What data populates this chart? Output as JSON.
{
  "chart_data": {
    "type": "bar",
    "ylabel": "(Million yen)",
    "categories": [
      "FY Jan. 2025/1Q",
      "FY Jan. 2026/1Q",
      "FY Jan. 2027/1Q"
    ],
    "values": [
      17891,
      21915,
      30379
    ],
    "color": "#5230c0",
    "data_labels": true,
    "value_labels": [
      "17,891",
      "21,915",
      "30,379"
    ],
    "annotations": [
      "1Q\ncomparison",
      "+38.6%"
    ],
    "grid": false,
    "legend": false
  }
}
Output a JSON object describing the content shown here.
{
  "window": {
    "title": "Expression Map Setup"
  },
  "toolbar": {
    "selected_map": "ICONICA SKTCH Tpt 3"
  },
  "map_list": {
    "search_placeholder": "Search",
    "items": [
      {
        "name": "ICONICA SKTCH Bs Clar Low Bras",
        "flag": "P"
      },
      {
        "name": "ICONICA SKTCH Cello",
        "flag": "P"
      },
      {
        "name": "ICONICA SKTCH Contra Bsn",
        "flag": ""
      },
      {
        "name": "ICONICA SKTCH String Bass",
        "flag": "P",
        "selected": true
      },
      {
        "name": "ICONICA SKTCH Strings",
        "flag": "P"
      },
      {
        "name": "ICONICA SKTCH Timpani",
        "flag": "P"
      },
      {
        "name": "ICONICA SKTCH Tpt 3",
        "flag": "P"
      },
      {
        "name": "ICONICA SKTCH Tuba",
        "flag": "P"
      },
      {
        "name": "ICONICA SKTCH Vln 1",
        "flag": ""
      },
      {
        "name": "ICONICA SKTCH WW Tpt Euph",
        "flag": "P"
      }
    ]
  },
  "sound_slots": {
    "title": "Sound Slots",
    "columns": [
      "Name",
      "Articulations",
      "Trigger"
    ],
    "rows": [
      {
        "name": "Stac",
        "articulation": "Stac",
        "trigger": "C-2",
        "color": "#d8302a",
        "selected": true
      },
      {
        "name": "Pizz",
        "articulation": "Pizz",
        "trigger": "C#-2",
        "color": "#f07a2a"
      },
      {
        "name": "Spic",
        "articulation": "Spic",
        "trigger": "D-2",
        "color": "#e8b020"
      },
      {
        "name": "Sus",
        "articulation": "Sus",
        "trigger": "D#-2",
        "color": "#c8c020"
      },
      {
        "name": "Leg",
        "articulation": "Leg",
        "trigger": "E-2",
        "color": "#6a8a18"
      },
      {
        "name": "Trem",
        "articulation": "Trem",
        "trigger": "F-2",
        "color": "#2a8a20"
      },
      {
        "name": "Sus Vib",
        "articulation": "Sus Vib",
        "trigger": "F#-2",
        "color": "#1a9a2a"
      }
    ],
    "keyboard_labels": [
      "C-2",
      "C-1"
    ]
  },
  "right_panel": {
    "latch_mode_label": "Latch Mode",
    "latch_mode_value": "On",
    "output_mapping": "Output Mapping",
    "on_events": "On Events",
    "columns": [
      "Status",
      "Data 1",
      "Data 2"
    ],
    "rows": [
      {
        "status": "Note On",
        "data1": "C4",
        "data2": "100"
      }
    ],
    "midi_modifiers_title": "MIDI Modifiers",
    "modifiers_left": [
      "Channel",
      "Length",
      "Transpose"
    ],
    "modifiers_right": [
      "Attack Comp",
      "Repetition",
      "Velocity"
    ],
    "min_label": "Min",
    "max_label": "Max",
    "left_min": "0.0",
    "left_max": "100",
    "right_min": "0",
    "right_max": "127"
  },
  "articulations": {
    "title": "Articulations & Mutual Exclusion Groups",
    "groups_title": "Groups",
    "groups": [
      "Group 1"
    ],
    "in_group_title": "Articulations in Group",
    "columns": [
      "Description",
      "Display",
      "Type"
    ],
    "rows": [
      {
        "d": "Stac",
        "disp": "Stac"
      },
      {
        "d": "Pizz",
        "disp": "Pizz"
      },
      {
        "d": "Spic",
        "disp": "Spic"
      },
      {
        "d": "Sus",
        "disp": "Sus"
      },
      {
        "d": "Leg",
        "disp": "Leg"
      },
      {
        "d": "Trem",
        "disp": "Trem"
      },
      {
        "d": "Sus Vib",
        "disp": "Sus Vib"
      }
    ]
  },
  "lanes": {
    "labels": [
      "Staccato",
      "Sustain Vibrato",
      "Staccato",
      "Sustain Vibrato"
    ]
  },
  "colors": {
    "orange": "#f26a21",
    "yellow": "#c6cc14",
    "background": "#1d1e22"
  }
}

▬▬▬

■ OBJECTIVE ■
Make an exact copy of the material above.

■ RESULT OF THIS TASK ■
What data populates this chart? Output as JSON.
{
  "chart_data": {
    "type": "bar",
    "ylabel": "(Million yen)",
    "categories": [
      "FY Jan. 2025/1Q",
      "FY Jan. 2026/1Q",
      "FY Jan. 2027/1Q"
    ],
    "values": [
      17891,
      21915,
      30379
    ],
    "color": "#5230c0",
    "data_labels": true,
    "value_labels": [
      "17,891",
      "21,915",
      "30,379"
    ],
    "annotations": [
      "1Q\ncomparison",
      "+38.6%"
    ],
    "grid": false,
    "legend": false
  }
}
Output a JSON object describing the content shown here.
{
  "window": {
    "title": "Expression Map Setup"
  },
  "toolbar": {
    "selected_map": "ICONICA SKTCH Tpt 3"
  },
  "map_list": {
    "search_placeholder": "Search",
    "items": [
      {
        "name": "ICONICA SKTCH Bs Clar Low Bras",
        "flag": "P"
      },
      {
        "name": "ICONICA SKTCH Cello",
        "flag": "P"
      },
      {
        "name": "ICONICA SKTCH Contra Bsn",
        "flag": ""
      },
      {
        "name": "ICONICA SKTCH String Bass",
        "flag": "P",
        "selected": true
      },
      {
        "name": "ICONICA SKTCH Strings",
        "flag": "P"
      },
      {
        "name": "ICONICA SKTCH Timpani",
        "flag": "P"
      },
      {
        "name": "ICONICA SKTCH Tpt 3",
        "flag": "P"
      },
      {
        "name": "ICONICA SKTCH Tuba",
        "flag": "P"
      },
      {
        "name": "ICONICA SKTCH Vln 1",
        "flag": ""
      },
      {
        "name": "ICONICA SKTCH WW Tpt Euph",
        "flag": "P"
      }
    ]
  },
  "sound_slots": {
    "title": "Sound Slots",
    "columns": [
      "Name",
      "Articulations",
      "Trigger"
    ],
    "rows": [
      {
        "name": "Stac",
        "articulation": "Stac",
        "trigger": "C-2",
        "color": "#d8302a",
        "selected": true
      },
      {
        "name": "Pizz",
        "articulation": "Pizz",
        "trigger": "C#-2",
        "color": "#f07a2a"
      },
      {
        "name": "Spic",
        "articulation": "Spic",
        "trigger": "D-2",
        "color": "#e8b020"
      },
      {
        "name": "Sus",
        "articulation": "Sus",
        "trigger": "D#-2",
        "color": "#c8c020"
      },
      {
        "name": "Leg",
        "articulation": "Leg",
        "trigger": "E-2",
        "color": "#6a8a18"
      },
      {
        "name": "Trem",
        "articulation": "Trem",
        "trigger": "F-2",
        "color": "#2a8a20"
      },
      {
        "name": "Sus Vib",
        "articulation": "Sus Vib",
        "trigger": "F#-2",
        "color": "#1a9a2a"
      }
    ],
    "keyboard_labels": [
      "C-2",
      "C-1"
    ]
  },
  "right_panel": {
    "latch_mode_label": "Latch Mode",
    "latch_mode_value": "On",
    "output_mapping": "Output Mapping",
    "on_events": "On Events",
    "columns": [
      "Status",
      "Data 1",
      "Data 2"
    ],
    "rows": [
      {
        "status": "Note On",
        "data1": "C4",
        "data2": "100"
      }
    ],
    "midi_modifiers_title": "MIDI Modifiers",
    "modifiers_left": [
      "Channel",
      "Length",
      "Transpose"
    ],
    "modifiers_right": [
      "Attack Comp",
      "Repetition",
      "Velocity"
    ],
    "min_label": "Min",
    "max_label": "Max",
    "left_min": "0.0",
    "left_max": "100",
    "right_min": "0",
    "right_max": "127"
  },
  "articulations": {
    "title": "Articulations & Mutual Exclusion Groups",
    "groups_title": "Groups",
    "groups": [
      "Group 1"
    ],
    "in_group_title": "Articulations in Group",
    "columns": [
      "Description",
      "Display",
      "Type"
    ],
    "rows": [
      {
        "d": "Stac",
        "disp": "Stac"
      },
      {
        "d": "Pizz",
        "disp": "Pizz"
      },
      {
        "d": "Spic",
        "disp": "Spic"
      },
      {
        "d": "Sus",
        "disp": "Sus"
      },
      {
        "d": "Leg",
        "disp": "Leg"
      },
      {
        "d": "Trem",
        "disp": "Trem"
      },
      {
        "d": "Sus Vib",
        "disp": "Sus Vib"
      }
    ]
  },
  "lanes": {
    "labels": [
      "Staccato",
      "Sustain Vibrato",
      "Staccato",
      "Sustain Vibrato"
    ]
  },
  "colors": {
    "orange": "#f26a21",
    "yellow": "#c6cc14",
    "background": "#1d1e22"
  }
}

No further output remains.